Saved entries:
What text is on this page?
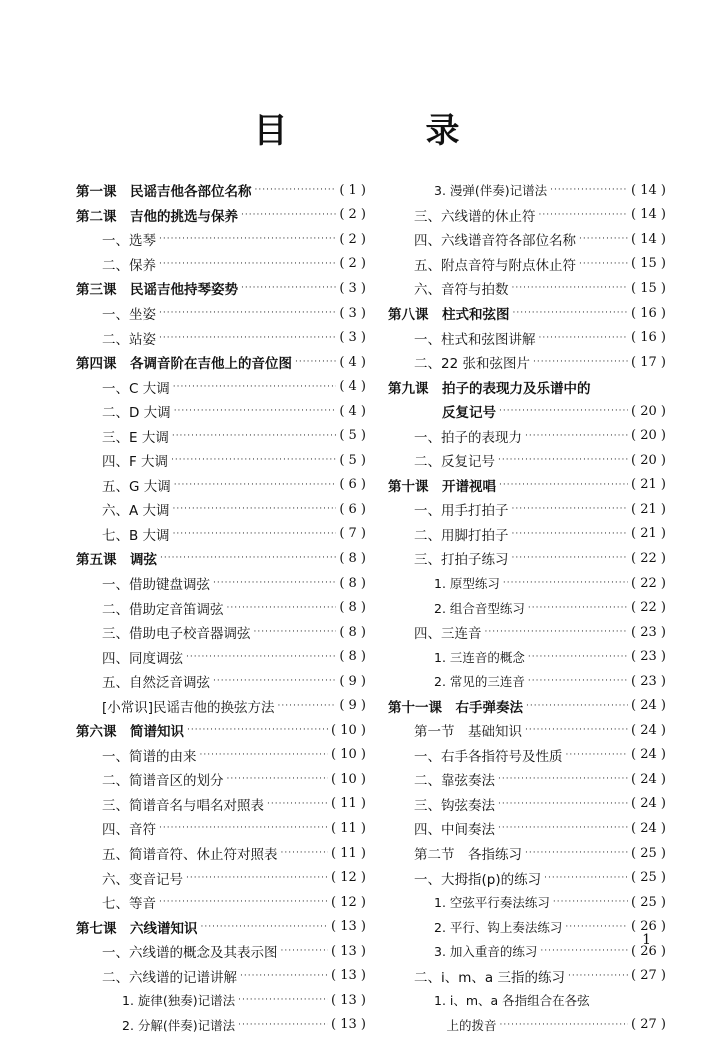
目　录
第一课　民谣吉他各部位名称 ·····	( 1 )
第二课　吉他的挑选与保养 ·····	( 2 )
一、选琴 ·····	( 2 )
二、保养 ·····	( 2 )
第三课　民谣吉他持琴姿势 ·····	( 3 )
一、坐姿 ·····	( 3 )
二、站姿 ·····	( 3 )
第四课　各调音阶在吉他上的音位图 ·····	( 4 )
一、C 大调 ·····	( 4 )
二、D 大调 ·····	( 4 )
三、E 大调 ·····	( 5 )
四、F 大调 ·····	( 5 )
五、G 大调 ·····	( 6 )
六、A 大调 ·····	( 6 )
七、B 大调 ·····	( 7 )
第五课　调弦 ·····	( 8 )
一、借助键盘调弦 ·····	( 8 )
二、借助定音笛调弦 ·····	( 8 )
三、借助电子校音器调弦 ·····	( 8 )
四、同度调弦 ·····	( 8 )
五、自然泛音调弦 ·····	( 9 )
[小常识]民谣吉他的换弦方法 ·····	( 9 )
第六课　简谱知识 ·····	( 10 )
一、简谱的由来 ·····	( 10 )
二、简谱音区的划分 ·····	( 10 )
三、简谱音名与唱名对照表 ·····	( 11 )
四、音符 ·····	( 11 )
五、简谱音符、休止符对照表 ·····	( 11 )
六、变音记号 ·····	( 12 )
七、等音 ·····	( 12 )
第七课　六线谱知识 ·····	( 13 )
一、六线谱的概念及其表示图 ·····	( 13 )
二、六线谱的记谱讲解 ·····	( 13 )
1. 旋律(独奏)记谱法 ·····	( 13 )
2. 分解(伴奏)记谱法 ·····	( 13 )
3. 漫弹(伴奏)记谱法 ·····	( 14 )
三、六线谱的休止符 ·····	( 14 )
四、六线谱音符各部位名称 ·····	( 14 )
五、附点音符与附点休止符 ·····	( 15 )
六、音符与拍数 ·····	( 15 )
第八课　柱式和弦图 ·····	( 16 )
一、柱式和弦图讲解 ·····	( 16 )
二、22 张和弦图片 ·····	( 17 )
第九课　拍子的表现力及乐谱中的
　　　　反复记号 ·····	( 20 )
一、拍子的表现力 ·····	( 20 )
二、反复记号 ·····	( 20 )
第十课　开谱视唱 ·····	( 21 )
一、用手打拍子 ·····	( 21 )
二、用脚打拍子 ·····	( 21 )
三、打拍子练习 ·····	( 22 )
1. 原型练习 ·····	( 22 )
2. 组合音型练习 ·····	( 22 )
四、三连音 ·····	( 23 )
1. 三连音的概念 ·····	( 23 )
2. 常见的三连音 ·····	( 23 )
第十一课　右手弹奏法 ·····	( 24 )
第一节　基础知识 ·····	( 24 )
一、右手各指符号及性质 ·····	( 24 )
二、靠弦奏法 ·····	( 24 )
三、钩弦奏法 ·····	( 24 )
四、中间奏法 ·····	( 24 )
第二节　各指练习 ·····	( 25 )
一、大拇指(p)的练习 ·····	( 25 )
1. 空弦平行奏法练习 ·····	( 25 )
2. 平行、钩上奏法练习 ·····	( 26 )
3. 加入重音的练习 ·····	( 26 )
二、i、m、a 三指的练习 ·····	( 27 )
1. i、m、a 各指组合在各弦
　上的拨音 ·····	( 27 )
1
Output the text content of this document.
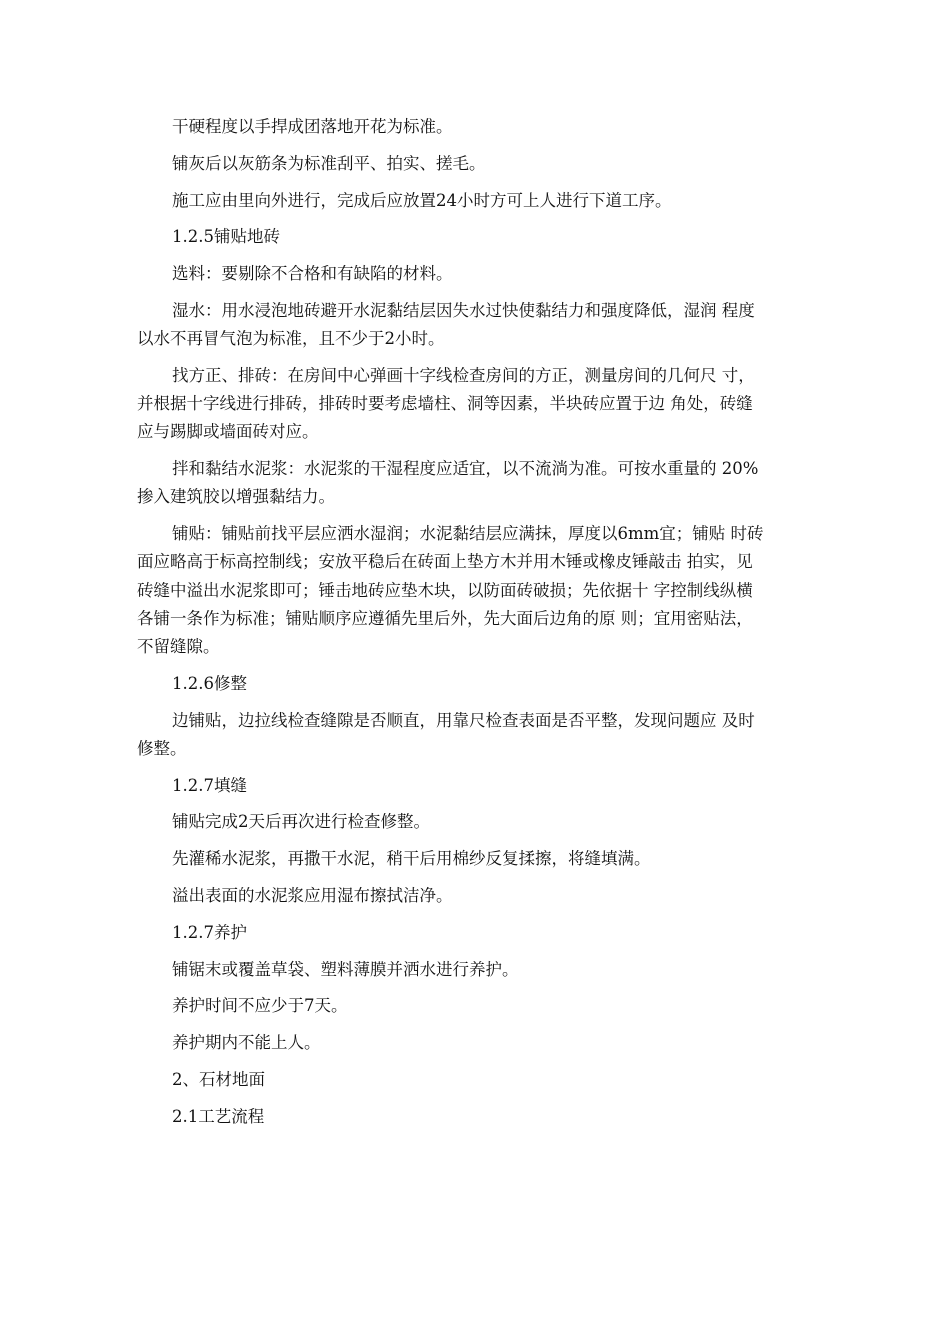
干硬程度以手捍成团落地开花为标准。
铺灰后以灰筋条为标准刮平、拍实、搓毛。
施工应由里向外进行，完成后应放置24小时方可上人进行下道工序。
1.2.5铺贴地砖
选料：要剔除不合格和有缺陷的材料。
湿水：用水浸泡地砖避开水泥黏结层因失水过快使黏结力和强度降低，湿润 程度
以水不再冒气泡为标准，且不少于2小时。
找方正、排砖：在房间中心弹画十字线检查房间的方正，测量房间的几何尺 寸，
并根据十字线进行排砖，排砖时要考虑墙柱、洞等因素，半块砖应置于边 角处，砖缝
应与踢脚或墙面砖对应。
拌和黏结水泥浆：水泥浆的干湿程度应适宜，以不流淌为准。可按水重量的 20%
掺入建筑胶以增强黏结力。
铺贴：铺贴前找平层应洒水湿润；水泥黏结层应满抹，厚度以6mm宜；铺贴 时砖
面应略高于标高控制线；安放平稳后在砖面上垫方木并用木锤或橡皮锤敲击 拍实，见
砖缝中溢出水泥浆即可；锤击地砖应垫木块，以防面砖破损；先依据十 字控制线纵横
各铺一条作为标准；铺贴顺序应遵循先里后外，先大面后边角的原 则；宜用密贴法，
不留缝隙。
1.2.6修整
边铺贴，边拉线检查缝隙是否顺直，用靠尺检查表面是否平整，发现问题应 及时
修整。
1.2.7填缝
铺贴完成2天后再次进行检查修整。
先灌稀水泥浆，再撒干水泥，稍干后用棉纱反复揉擦，将缝填满。
溢出表面的水泥浆应用湿布擦拭洁净。
1.2.7养护
铺锯末或覆盖草袋、塑料薄膜并洒水进行养护。
养护时间不应少于7天。
养护期内不能上人。
2、石材地面
2.1工艺流程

▶ _AIM OF THE EXERCISE_
Without the images, write out each line of the data verbatim.

▶ _FULL RESPONSE_
What text is on this page?
目　录
第一课　民谣吉他各部位名称 ·····	( 1 )
第二课　吉他的挑选与保养 ·····	( 2 )
一、选琴 ·····	( 2 )
二、保养 ·····	( 2 )
第三课　民谣吉他持琴姿势 ·····	( 3 )
一、坐姿 ·····	( 3 )
二、站姿 ·····	( 3 )
第四课　各调音阶在吉他上的音位图 ·····	( 4 )
一、C 大调 ·····	( 4 )
二、D 大调 ·····	( 4 )
三、E 大调 ·····	( 5 )
四、F 大调 ·····	( 5 )
五、G 大调 ·····	( 6 )
六、A 大调 ·····	( 6 )
七、B 大调 ·····	( 7 )
第五课　调弦 ·····	( 8 )
一、借助键盘调弦 ·····	( 8 )
二、借助定音笛调弦 ·····	( 8 )
三、借助电子校音器调弦 ·····	( 8 )
四、同度调弦 ·····	( 8 )
五、自然泛音调弦 ·····	( 9 )
[小常识]民谣吉他的换弦方法 ·····	( 9 )
第六课　简谱知识 ·····	( 10 )
一、简谱的由来 ·····	( 10 )
二、简谱音区的划分 ·····	( 10 )
三、简谱音名与唱名对照表 ·····	( 11 )
四、音符 ·····	( 11 )
五、简谱音符、休止符对照表 ·····	( 11 )
六、变音记号 ·····	( 12 )
七、等音 ·····	( 12 )
第七课　六线谱知识 ·····	( 13 )
一、六线谱的概念及其表示图 ·····	( 13 )
二、六线谱的记谱讲解 ·····	( 13 )
1. 旋律(独奏)记谱法 ·····	( 13 )
2. 分解(伴奏)记谱法 ·····	( 13 )
3. 漫弹(伴奏)记谱法 ·····	( 14 )
三、六线谱的休止符 ·····	( 14 )
四、六线谱音符各部位名称 ·····	( 14 )
五、附点音符与附点休止符 ·····	( 15 )
六、音符与拍数 ·····	( 15 )
第八课　柱式和弦图 ·····	( 16 )
一、柱式和弦图讲解 ·····	( 16 )
二、22 张和弦图片 ·····	( 17 )
第九课　拍子的表现力及乐谱中的
　　　　反复记号 ·····	( 20 )
一、拍子的表现力 ·····	( 20 )
二、反复记号 ·····	( 20 )
第十课　开谱视唱 ·····	( 21 )
一、用手打拍子 ·····	( 21 )
二、用脚打拍子 ·····	( 21 )
三、打拍子练习 ·····	( 22 )
1. 原型练习 ·····	( 22 )
2. 组合音型练习 ·····	( 22 )
四、三连音 ·····	( 23 )
1. 三连音的概念 ·····	( 23 )
2. 常见的三连音 ·····	( 23 )
第十一课　右手弹奏法 ·····	( 24 )
第一节　基础知识 ·····	( 24 )
一、右手各指符号及性质 ·····	( 24 )
二、靠弦奏法 ·····	( 24 )
三、钩弦奏法 ·····	( 24 )
四、中间奏法 ·····	( 24 )
第二节　各指练习 ·····	( 25 )
一、大拇指(p)的练习 ·····	( 25 )
1. 空弦平行奏法练习 ·····	( 25 )
2. 平行、钩上奏法练习 ·····	( 26 )
3. 加入重音的练习 ·····	( 26 )
二、i、m、a 三指的练习 ·····	( 27 )
1. i、m、a 各指组合在各弦
　上的拨音 ·····	( 27 )
1
Output the text content of this document.
干硬程度以手捍成团落地开花为标准。
铺灰后以灰筋条为标准刮平、拍实、搓毛。
施工应由里向外进行，完成后应放置24小时方可上人进行下道工序。
1.2.5铺贴地砖
选料：要剔除不合格和有缺陷的材料。
湿水：用水浸泡地砖避开水泥黏结层因失水过快使黏结力和强度降低，湿润 程度
以水不再冒气泡为标准，且不少于2小时。
找方正、排砖：在房间中心弹画十字线检查房间的方正，测量房间的几何尺 寸，
并根据十字线进行排砖，排砖时要考虑墙柱、洞等因素，半块砖应置于边 角处，砖缝
应与踢脚或墙面砖对应。
拌和黏结水泥浆：水泥浆的干湿程度应适宜，以不流淌为准。可按水重量的 20%
掺入建筑胶以增强黏结力。
铺贴：铺贴前找平层应洒水湿润；水泥黏结层应满抹，厚度以6mm宜；铺贴 时砖
面应略高于标高控制线；安放平稳后在砖面上垫方木并用木锤或橡皮锤敲击 拍实，见
砖缝中溢出水泥浆即可；锤击地砖应垫木块，以防面砖破损；先依据十 字控制线纵横
各铺一条作为标准；铺贴顺序应遵循先里后外，先大面后边角的原 则；宜用密贴法，
不留缝隙。
1.2.6修整
边铺贴，边拉线检查缝隙是否顺直，用靠尺检查表面是否平整，发现问题应 及时
修整。
1.2.7填缝
铺贴完成2天后再次进行检查修整。
先灌稀水泥浆，再撒干水泥，稍干后用棉纱反复揉擦，将缝填满。
溢出表面的水泥浆应用湿布擦拭洁净。
1.2.7养护
铺锯末或覆盖草袋、塑料薄膜并洒水进行养护。
养护时间不应少于7天。
养护期内不能上人。
2、石材地面
2.1工艺流程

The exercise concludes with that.